Exercise aim =
Select and copy out every line in the records containing "venta".

Input records =

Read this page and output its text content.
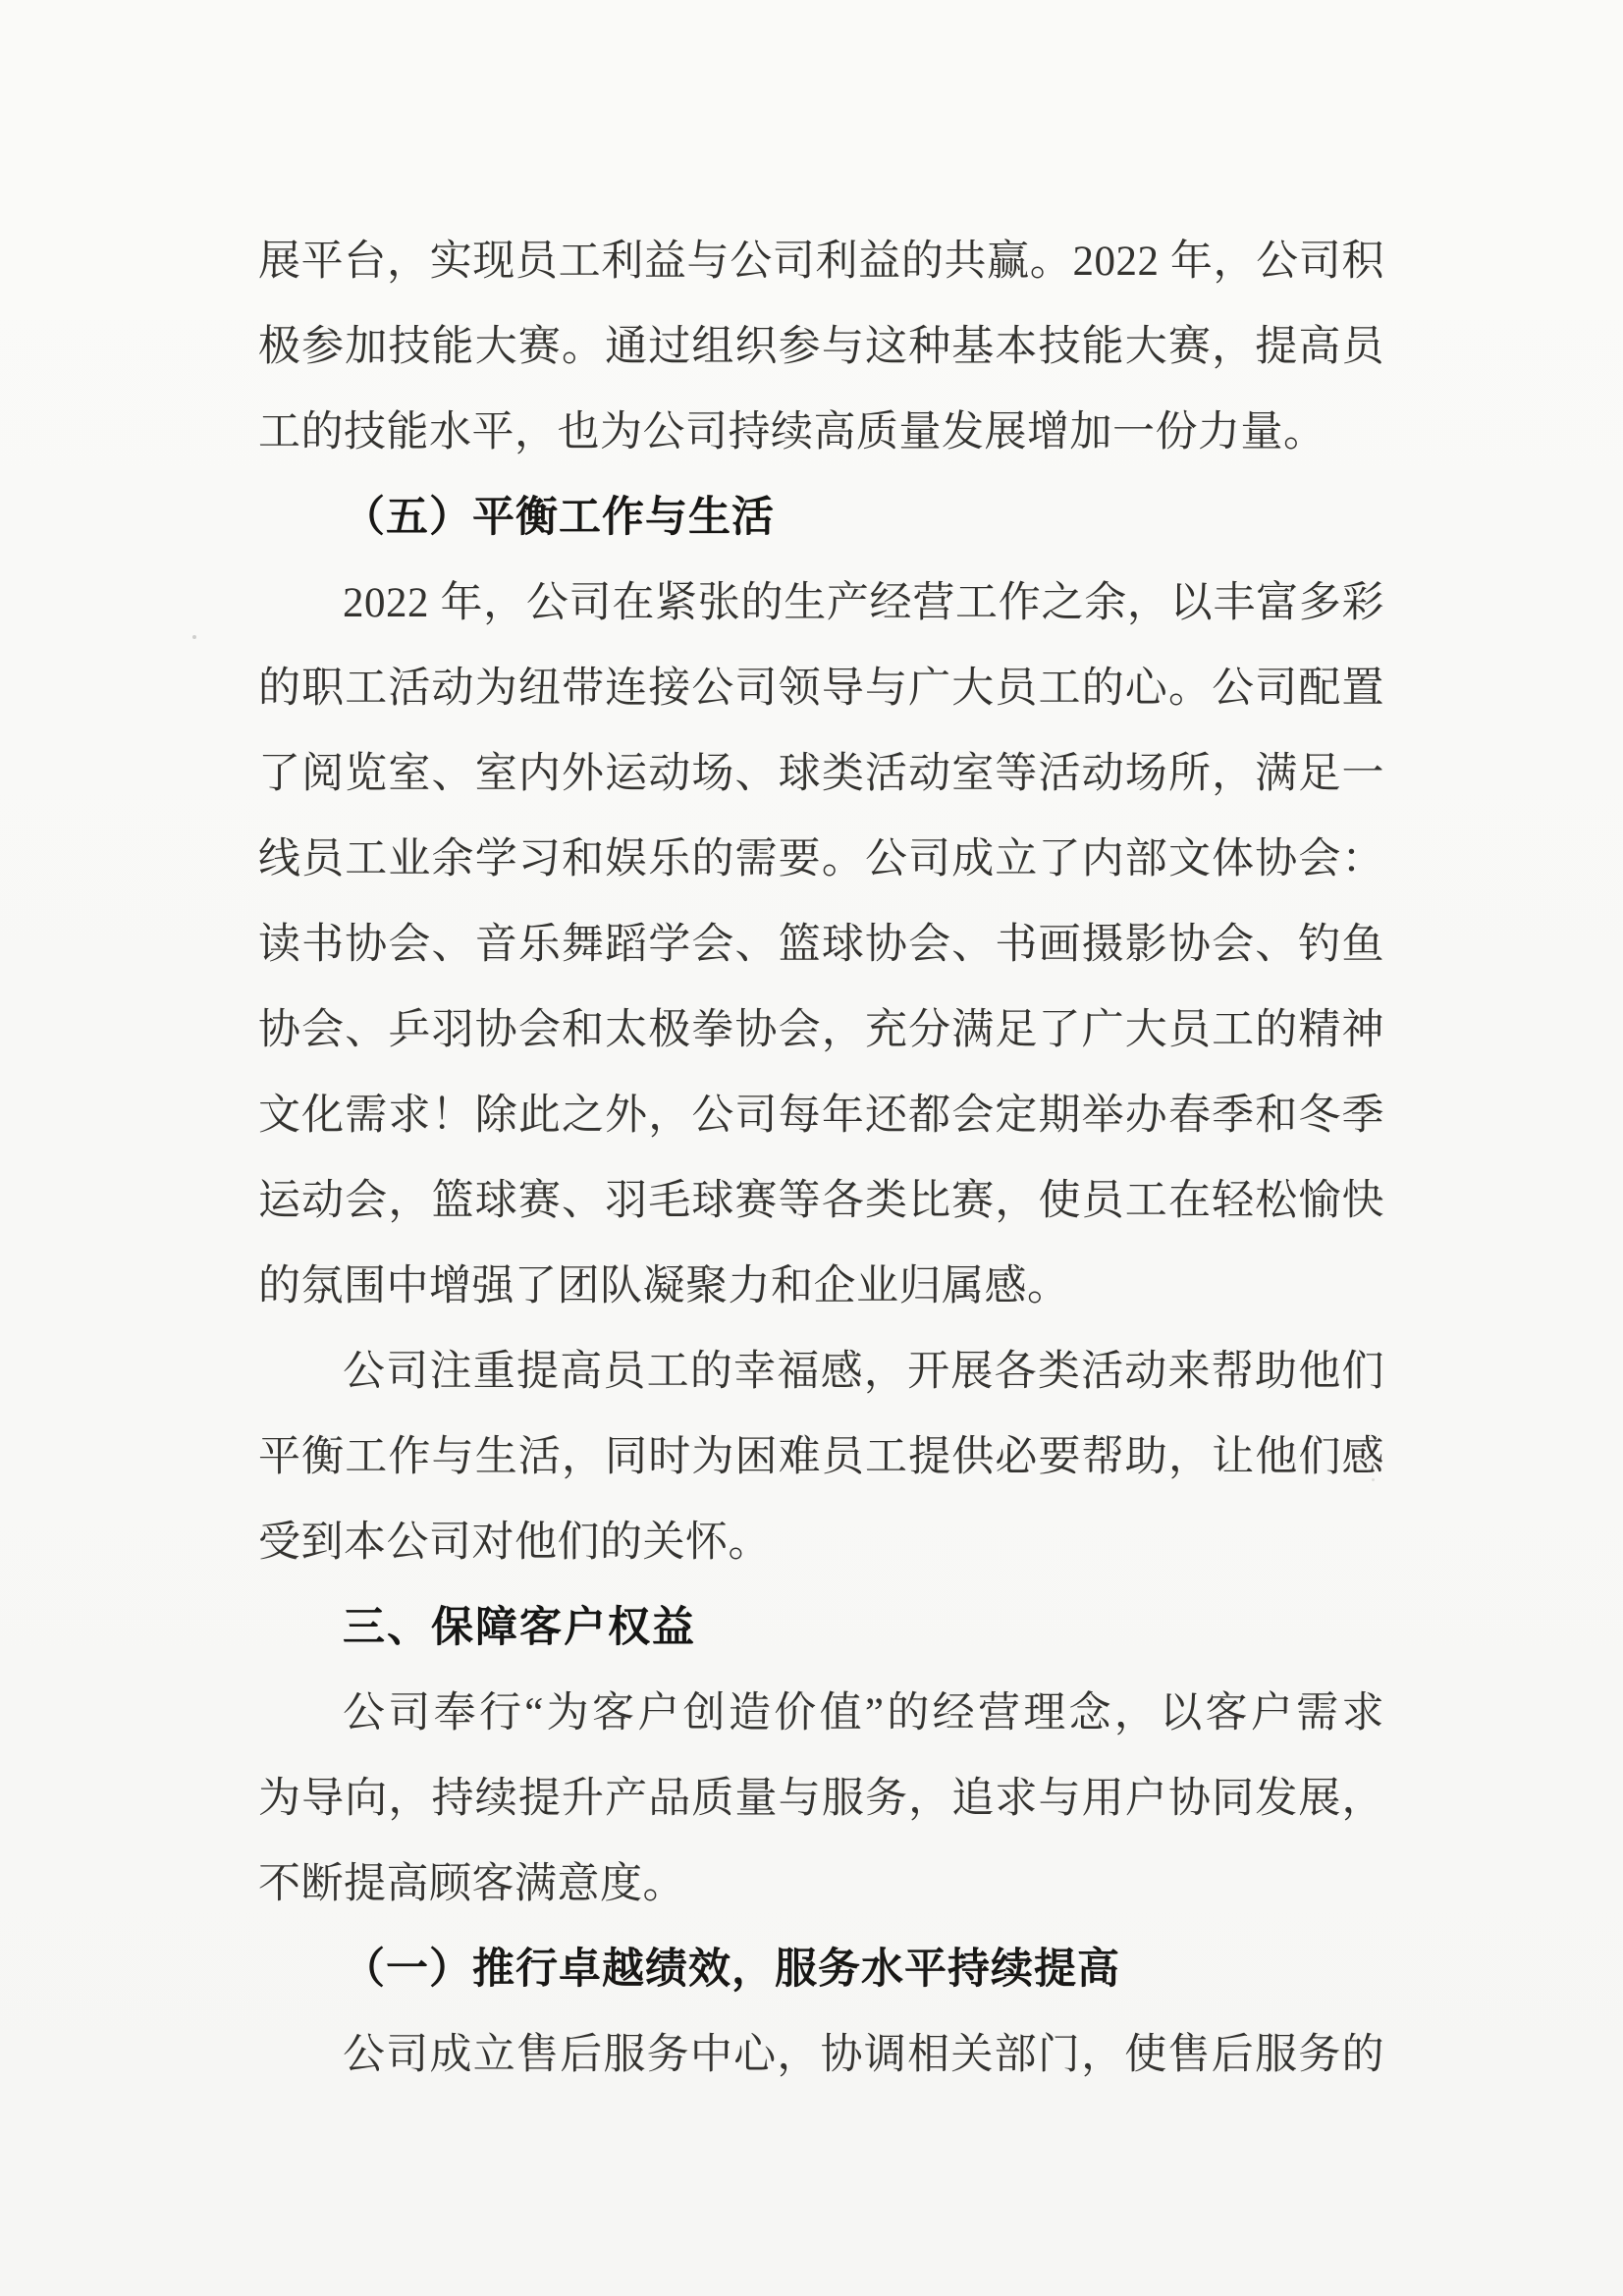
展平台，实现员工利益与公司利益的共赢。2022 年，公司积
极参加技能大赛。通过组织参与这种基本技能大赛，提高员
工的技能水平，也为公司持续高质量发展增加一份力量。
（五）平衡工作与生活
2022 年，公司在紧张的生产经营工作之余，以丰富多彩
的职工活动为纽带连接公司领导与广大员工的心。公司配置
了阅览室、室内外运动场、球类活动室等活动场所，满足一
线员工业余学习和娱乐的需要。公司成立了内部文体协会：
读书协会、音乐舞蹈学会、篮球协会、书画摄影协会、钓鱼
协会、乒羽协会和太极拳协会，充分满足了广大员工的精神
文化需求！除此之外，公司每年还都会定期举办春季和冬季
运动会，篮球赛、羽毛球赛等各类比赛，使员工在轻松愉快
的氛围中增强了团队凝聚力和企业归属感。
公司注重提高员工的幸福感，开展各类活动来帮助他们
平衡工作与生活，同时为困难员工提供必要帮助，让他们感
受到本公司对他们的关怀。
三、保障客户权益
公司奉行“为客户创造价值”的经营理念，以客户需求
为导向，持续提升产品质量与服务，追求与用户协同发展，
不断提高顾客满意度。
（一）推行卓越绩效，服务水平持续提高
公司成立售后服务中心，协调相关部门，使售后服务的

==

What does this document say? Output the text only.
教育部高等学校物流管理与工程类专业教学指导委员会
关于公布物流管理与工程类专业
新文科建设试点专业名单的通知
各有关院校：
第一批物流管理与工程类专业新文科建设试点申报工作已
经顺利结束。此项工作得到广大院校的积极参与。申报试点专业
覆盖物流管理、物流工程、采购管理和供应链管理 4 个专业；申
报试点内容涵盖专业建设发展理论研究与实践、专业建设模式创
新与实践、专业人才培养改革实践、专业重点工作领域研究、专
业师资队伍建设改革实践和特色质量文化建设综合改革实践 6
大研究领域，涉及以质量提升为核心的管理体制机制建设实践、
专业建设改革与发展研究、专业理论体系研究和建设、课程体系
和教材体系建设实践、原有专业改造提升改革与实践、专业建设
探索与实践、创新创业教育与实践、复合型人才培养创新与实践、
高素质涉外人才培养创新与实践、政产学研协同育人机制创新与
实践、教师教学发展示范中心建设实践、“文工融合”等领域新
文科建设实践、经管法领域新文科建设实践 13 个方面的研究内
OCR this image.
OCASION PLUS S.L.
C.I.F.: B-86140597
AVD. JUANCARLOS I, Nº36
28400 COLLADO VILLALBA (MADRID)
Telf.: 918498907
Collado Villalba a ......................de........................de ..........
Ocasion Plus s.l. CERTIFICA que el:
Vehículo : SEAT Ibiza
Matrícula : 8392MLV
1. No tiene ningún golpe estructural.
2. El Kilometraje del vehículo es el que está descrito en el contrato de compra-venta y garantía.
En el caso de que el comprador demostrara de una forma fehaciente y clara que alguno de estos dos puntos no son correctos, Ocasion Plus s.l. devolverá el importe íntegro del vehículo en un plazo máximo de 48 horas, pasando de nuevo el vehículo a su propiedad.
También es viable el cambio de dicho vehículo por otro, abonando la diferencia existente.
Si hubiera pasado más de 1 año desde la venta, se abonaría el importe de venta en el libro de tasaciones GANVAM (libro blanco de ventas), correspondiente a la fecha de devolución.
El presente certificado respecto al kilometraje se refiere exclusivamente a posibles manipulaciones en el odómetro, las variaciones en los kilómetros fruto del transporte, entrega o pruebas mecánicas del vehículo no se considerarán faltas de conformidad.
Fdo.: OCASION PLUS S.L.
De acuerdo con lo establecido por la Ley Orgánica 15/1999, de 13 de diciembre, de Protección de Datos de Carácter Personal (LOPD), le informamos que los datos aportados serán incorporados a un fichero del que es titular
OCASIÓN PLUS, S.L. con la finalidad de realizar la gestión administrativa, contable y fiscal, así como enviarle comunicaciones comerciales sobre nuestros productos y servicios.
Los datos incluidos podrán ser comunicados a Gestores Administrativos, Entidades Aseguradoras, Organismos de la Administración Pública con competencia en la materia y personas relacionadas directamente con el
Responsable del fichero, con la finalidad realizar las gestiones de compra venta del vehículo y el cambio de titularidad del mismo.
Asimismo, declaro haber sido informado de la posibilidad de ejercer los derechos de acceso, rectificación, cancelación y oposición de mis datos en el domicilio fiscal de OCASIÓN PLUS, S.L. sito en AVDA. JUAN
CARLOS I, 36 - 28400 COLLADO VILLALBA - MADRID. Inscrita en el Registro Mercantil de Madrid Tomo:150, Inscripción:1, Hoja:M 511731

Written solution =
2. El Kilometraje del vehículo es el que está descrito en el contrato de compra-venta y garantía.
Si hubiera pasado más de 1 año desde la venta, se abonaría el importe de venta en el libro de tasaciones GANVAM (libro blanco de ventas), correspondiente a la fecha de devolución.
Responsable del fichero, con la finalidad realizar las gestiones de compra venta del vehículo y el cambio de titularidad del mismo.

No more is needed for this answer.